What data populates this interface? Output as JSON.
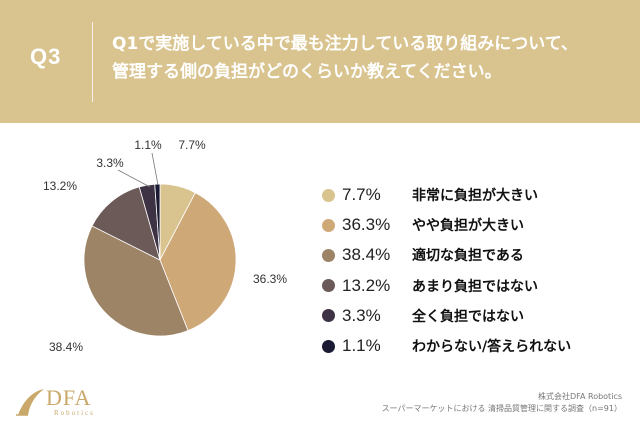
{
  "header": {
    "q_label": "Q3",
    "question_line1": "Q1で実施している中で最も注力している取り組みについて、",
    "question_line2": "管理する側の負担がどのくらいか教えてください。"
  },
  "chart_data": {
    "type": "pie",
    "categories": [
      "非常に負担が大きい",
      "やや負担が大きい",
      "適切な負担である",
      "あまり負担ではない",
      "全く負担ではない",
      "わからない/答えられない"
    ],
    "values": [
      7.7,
      36.3,
      38.4,
      13.2,
      3.3,
      1.1
    ],
    "value_labels": [
      "7.7%",
      "36.3%",
      "38.4%",
      "13.2%",
      "3.3%",
      "1.1%"
    ],
    "colors": [
      "#d9c48f",
      "#cfa878",
      "#9e8466",
      "#6b5a58",
      "#3e3344",
      "#1a1b33"
    ],
    "legend": "right"
  },
  "logo": {
    "name": "DFA",
    "sub": "Robotics"
  },
  "footer": {
    "company": "株式会社DFA Robotics",
    "survey": "スーパーマーケットにおける 清掃品質管理に関する調査（n=91）"
  }
}
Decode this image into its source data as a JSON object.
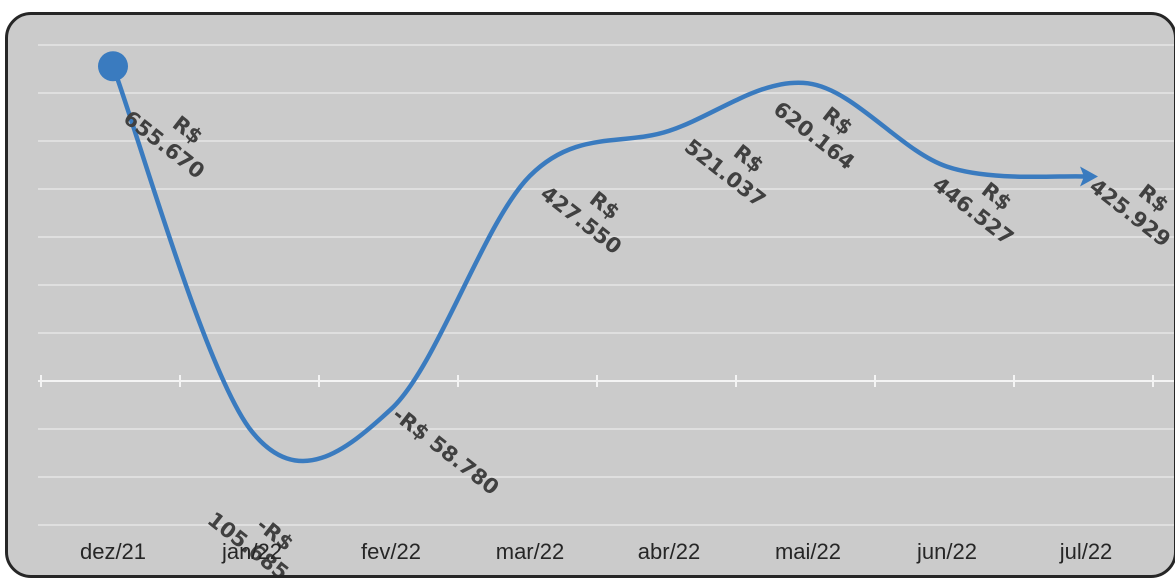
{
  "chart_data": {
    "type": "line",
    "title": "",
    "xlabel": "",
    "ylabel": "",
    "categories": [
      "dez/21",
      "jan/22",
      "fev/22",
      "mar/22",
      "abr/22",
      "mai/22",
      "jun/22",
      "jul/22"
    ],
    "values": [
      655670,
      -105685,
      -58780,
      427550,
      521037,
      620164,
      446527,
      425929
    ],
    "data_labels": [
      [
        "R$",
        "655.670"
      ],
      [
        "-R$",
        "105.685"
      ],
      [
        "-R$ 58.780"
      ],
      [
        "R$",
        "427.550"
      ],
      [
        "R$",
        "521.037"
      ],
      [
        "R$",
        "620.164"
      ],
      [
        "R$",
        "446.527"
      ],
      [
        "R$",
        "425.929"
      ]
    ],
    "ylim": [
      -300000,
      700000
    ],
    "grid": true,
    "smooth": true,
    "legend": "none",
    "colors": {
      "series": "#3a7bbf",
      "background": "#cbcbcb",
      "frame": "#262626",
      "gridline": "#e6e6e6",
      "tick_text": "#262626",
      "label_text": "#404040"
    }
  }
}
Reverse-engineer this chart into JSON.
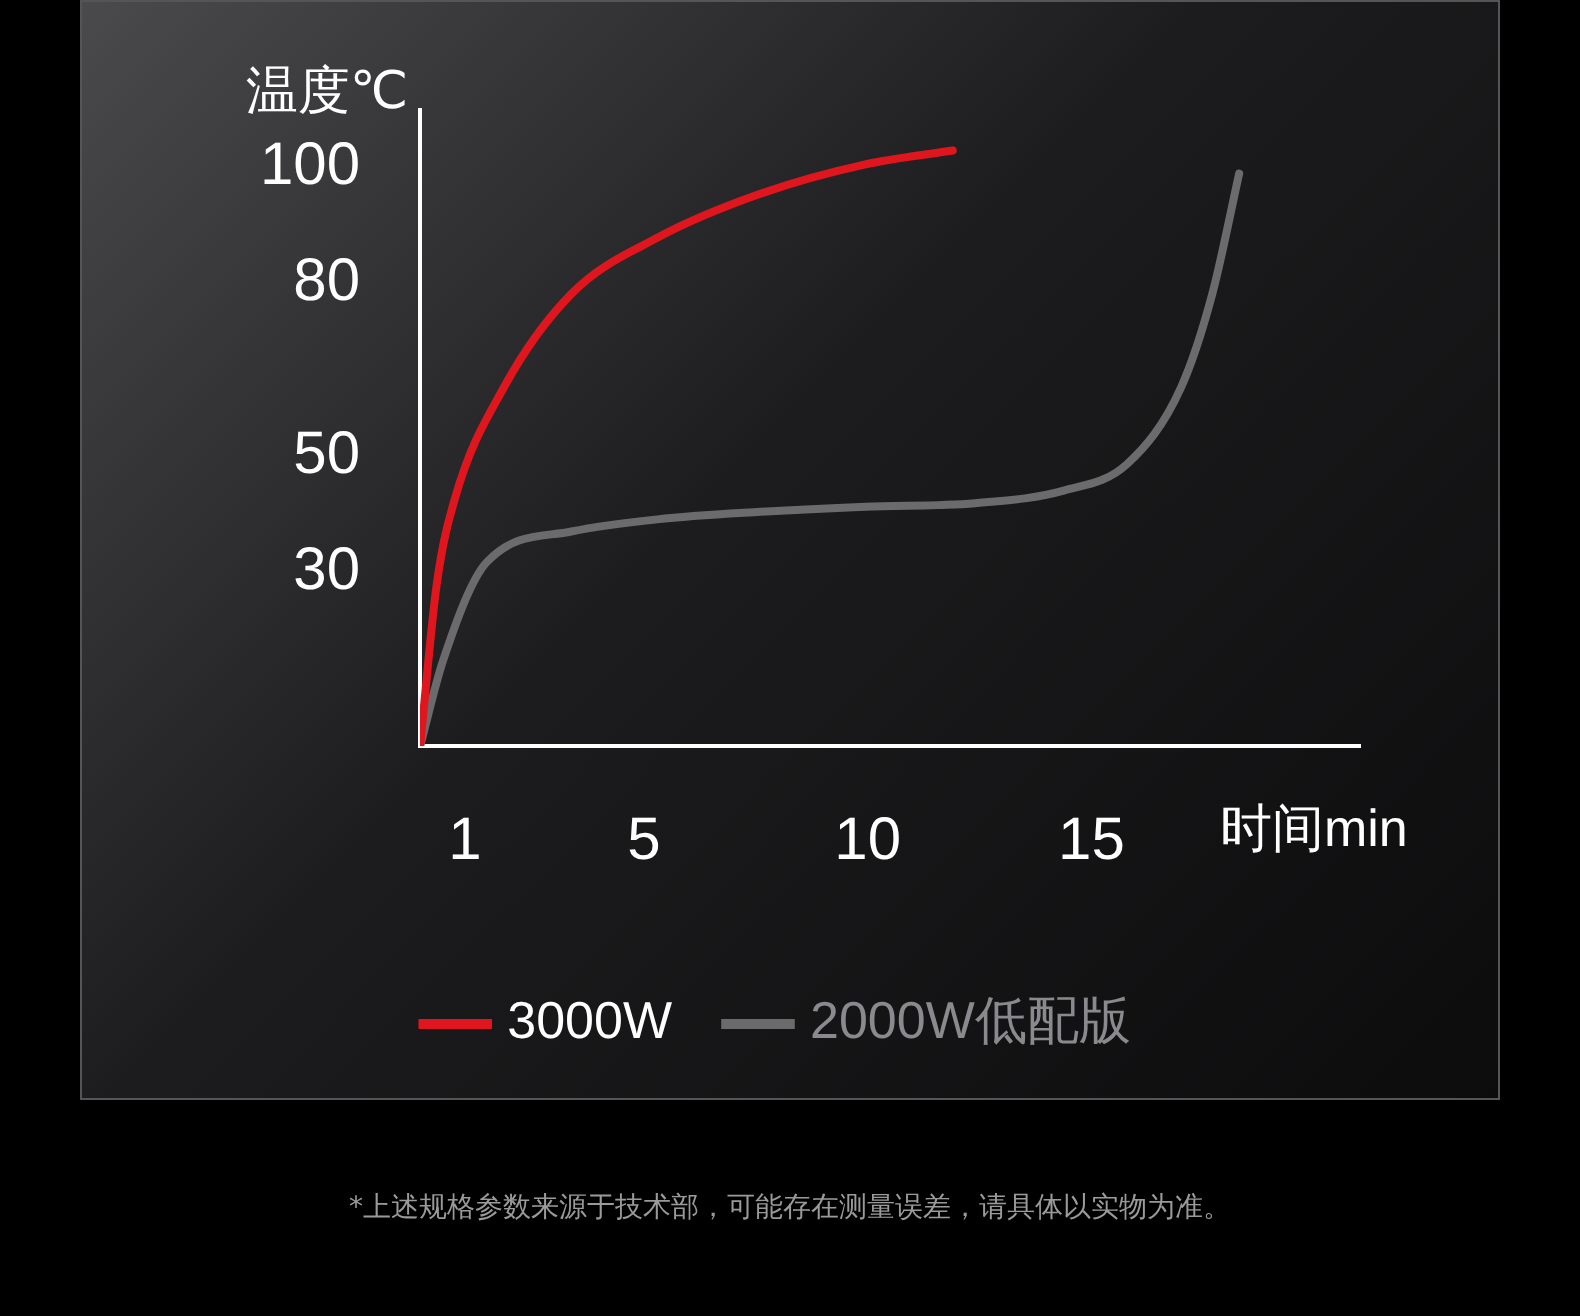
{
  "chart_data": {
    "type": "line",
    "xlabel": "时间min",
    "ylabel": "温度℃",
    "xlim": [
      0,
      21
    ],
    "ylim": [
      0,
      110
    ],
    "xticks": [
      1,
      5,
      10,
      15
    ],
    "yticks": [
      30,
      50,
      80,
      100
    ],
    "grid": false,
    "legend": "bottom",
    "marker": "none",
    "line_style": "solid",
    "series": [
      {
        "name": "3000W",
        "color": "#e0161e",
        "x": [
          0,
          0.37,
          0.77,
          1.87,
          3.38,
          5.3,
          7.6,
          9.95,
          11.9
        ],
        "values": [
          0,
          27.9,
          42.6,
          62,
          78.2,
          87.9,
          95.5,
          100.6,
          103
        ]
      },
      {
        "name": "2000W低配版",
        "color": "#6b6b6e",
        "x": [
          0,
          0.51,
          1.49,
          3.38,
          5.3,
          7.6,
          9.95,
          12.4,
          14.4,
          15.8,
          17,
          17.7,
          18.3
        ],
        "values": [
          0,
          14.7,
          31.8,
          37.1,
          39.2,
          40.5,
          41.4,
          42,
          44.2,
          48.8,
          62,
          78.2,
          99
        ]
      }
    ],
    "annotations": [
      "*上述规格参数来源于技术部，可能存在测量误差，请具体以实物为准。"
    ]
  }
}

### [Your objective]
Transcribe the listing above verbatim. Omit the pictures.

### [Correct response]
What data populates this interface? Output as JSON.
{
  "header": {
    "q_label": "Q3",
    "question_line1": "Q1で実施している中で最も注力している取り組みについて、",
    "question_line2": "管理する側の負担がどのくらいか教えてください。"
  },
  "chart_data": {
    "type": "pie",
    "categories": [
      "非常に負担が大きい",
      "やや負担が大きい",
      "適切な負担である",
      "あまり負担ではない",
      "全く負担ではない",
      "わからない/答えられない"
    ],
    "values": [
      7.7,
      36.3,
      38.4,
      13.2,
      3.3,
      1.1
    ],
    "value_labels": [
      "7.7%",
      "36.3%",
      "38.4%",
      "13.2%",
      "3.3%",
      "1.1%"
    ],
    "colors": [
      "#d9c48f",
      "#cfa878",
      "#9e8466",
      "#6b5a58",
      "#3e3344",
      "#1a1b33"
    ],
    "legend": "right"
  },
  "logo": {
    "name": "DFA",
    "sub": "Robotics"
  },
  "footer": {
    "company": "株式会社DFA Robotics",
    "survey": "スーパーマーケットにおける 清掃品質管理に関する調査（n=91）"
  }
}
Decode this image into its source data as a JSON object.
{
  "chart_data": {
    "type": "line",
    "title": "",
    "xlabel": "",
    "ylabel": "",
    "categories": [
      "dez/21",
      "jan/22",
      "fev/22",
      "mar/22",
      "abr/22",
      "mai/22",
      "jun/22",
      "jul/22"
    ],
    "values": [
      655670,
      -105685,
      -58780,
      427550,
      521037,
      620164,
      446527,
      425929
    ],
    "data_labels": [
      [
        "R$",
        "655.670"
      ],
      [
        "-R$",
        "105.685"
      ],
      [
        "-R$ 58.780"
      ],
      [
        "R$",
        "427.550"
      ],
      [
        "R$",
        "521.037"
      ],
      [
        "R$",
        "620.164"
      ],
      [
        "R$",
        "446.527"
      ],
      [
        "R$",
        "425.929"
      ]
    ],
    "ylim": [
      -300000,
      700000
    ],
    "grid": true,
    "smooth": true,
    "legend": "none",
    "colors": {
      "series": "#3a7bbf",
      "background": "#cbcbcb",
      "frame": "#262626",
      "gridline": "#e6e6e6",
      "tick_text": "#262626",
      "label_text": "#404040"
    }
  }
}
Reverse-engineer this chart into JSON.
{
  "chart_data": {
    "type": "line",
    "xlabel": "时间min",
    "ylabel": "温度℃",
    "xlim": [
      0,
      21
    ],
    "ylim": [
      0,
      110
    ],
    "xticks": [
      1,
      5,
      10,
      15
    ],
    "yticks": [
      30,
      50,
      80,
      100
    ],
    "grid": false,
    "legend": "bottom",
    "marker": "none",
    "line_style": "solid",
    "series": [
      {
        "name": "3000W",
        "color": "#e0161e",
        "x": [
          0,
          0.37,
          0.77,
          1.87,
          3.38,
          5.3,
          7.6,
          9.95,
          11.9
        ],
        "values": [
          0,
          27.9,
          42.6,
          62,
          78.2,
          87.9,
          95.5,
          100.6,
          103
        ]
      },
      {
        "name": "2000W低配版",
        "color": "#6b6b6e",
        "x": [
          0,
          0.51,
          1.49,
          3.38,
          5.3,
          7.6,
          9.95,
          12.4,
          14.4,
          15.8,
          17,
          17.7,
          18.3
        ],
        "values": [
          0,
          14.7,
          31.8,
          37.1,
          39.2,
          40.5,
          41.4,
          42,
          44.2,
          48.8,
          62,
          78.2,
          99
        ]
      }
    ],
    "annotations": [
      "*上述规格参数来源于技术部，可能存在测量误差，请具体以实物为准。"
    ]
  }
}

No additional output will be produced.